= GOAL =
Reproduce the following material exactly, including every line.

= TASK DATA =
——————

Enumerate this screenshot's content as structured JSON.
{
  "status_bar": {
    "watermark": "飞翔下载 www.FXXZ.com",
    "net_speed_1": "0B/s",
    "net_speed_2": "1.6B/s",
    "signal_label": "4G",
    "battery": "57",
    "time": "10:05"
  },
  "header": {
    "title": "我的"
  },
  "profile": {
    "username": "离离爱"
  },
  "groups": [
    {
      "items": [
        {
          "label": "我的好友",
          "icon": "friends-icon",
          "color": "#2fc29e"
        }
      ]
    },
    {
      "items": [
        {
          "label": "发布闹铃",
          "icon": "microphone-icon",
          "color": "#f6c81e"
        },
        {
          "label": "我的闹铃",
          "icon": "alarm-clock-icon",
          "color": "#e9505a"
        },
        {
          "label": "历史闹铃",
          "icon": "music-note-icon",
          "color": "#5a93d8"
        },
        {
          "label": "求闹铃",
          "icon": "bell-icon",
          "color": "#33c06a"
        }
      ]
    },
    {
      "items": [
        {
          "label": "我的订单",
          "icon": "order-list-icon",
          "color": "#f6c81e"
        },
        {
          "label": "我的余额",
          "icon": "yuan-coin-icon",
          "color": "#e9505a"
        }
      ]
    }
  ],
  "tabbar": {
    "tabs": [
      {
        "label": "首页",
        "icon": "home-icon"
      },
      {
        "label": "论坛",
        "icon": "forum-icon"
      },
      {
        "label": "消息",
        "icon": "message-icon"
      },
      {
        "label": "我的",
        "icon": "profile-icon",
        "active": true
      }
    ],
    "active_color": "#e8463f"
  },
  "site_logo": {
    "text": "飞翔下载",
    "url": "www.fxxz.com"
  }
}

——————

= EXERCISE ANSWER =
Enumerate this screenshot's content as structured JSON.
{
  "status_bar": {
    "watermark": "飞翔下载 www.FXXZ.com",
    "net_speed_1": "0B/s",
    "net_speed_2": "1.6B/s",
    "signal_label": "4G",
    "battery": "57",
    "time": "10:05"
  },
  "header": {
    "title": "我的"
  },
  "profile": {
    "username": "离离爱"
  },
  "groups": [
    {
      "items": [
        {
          "label": "我的好友",
          "icon": "friends-icon",
          "color": "#2fc29e"
        }
      ]
    },
    {
      "items": [
        {
          "label": "发布闹铃",
          "icon": "microphone-icon",
          "color": "#f6c81e"
        },
        {
          "label": "我的闹铃",
          "icon": "alarm-clock-icon",
          "color": "#e9505a"
        },
        {
          "label": "历史闹铃",
          "icon": "music-note-icon",
          "color": "#5a93d8"
        },
        {
          "label": "求闹铃",
          "icon": "bell-icon",
          "color": "#33c06a"
        }
      ]
    },
    {
      "items": [
        {
          "label": "我的订单",
          "icon": "order-list-icon",
          "color": "#f6c81e"
        },
        {
          "label": "我的余额",
          "icon": "yuan-coin-icon",
          "color": "#e9505a"
        }
      ]
    }
  ],
  "tabbar": {
    "tabs": [
      {
        "label": "首页",
        "icon": "home-icon"
      },
      {
        "label": "论坛",
        "icon": "forum-icon"
      },
      {
        "label": "消息",
        "icon": "message-icon"
      },
      {
        "label": "我的",
        "icon": "profile-icon",
        "active": true
      }
    ],
    "active_color": "#e8463f"
  },
  "site_logo": {
    "text": "飞翔下载",
    "url": "www.fxxz.com"
  }
}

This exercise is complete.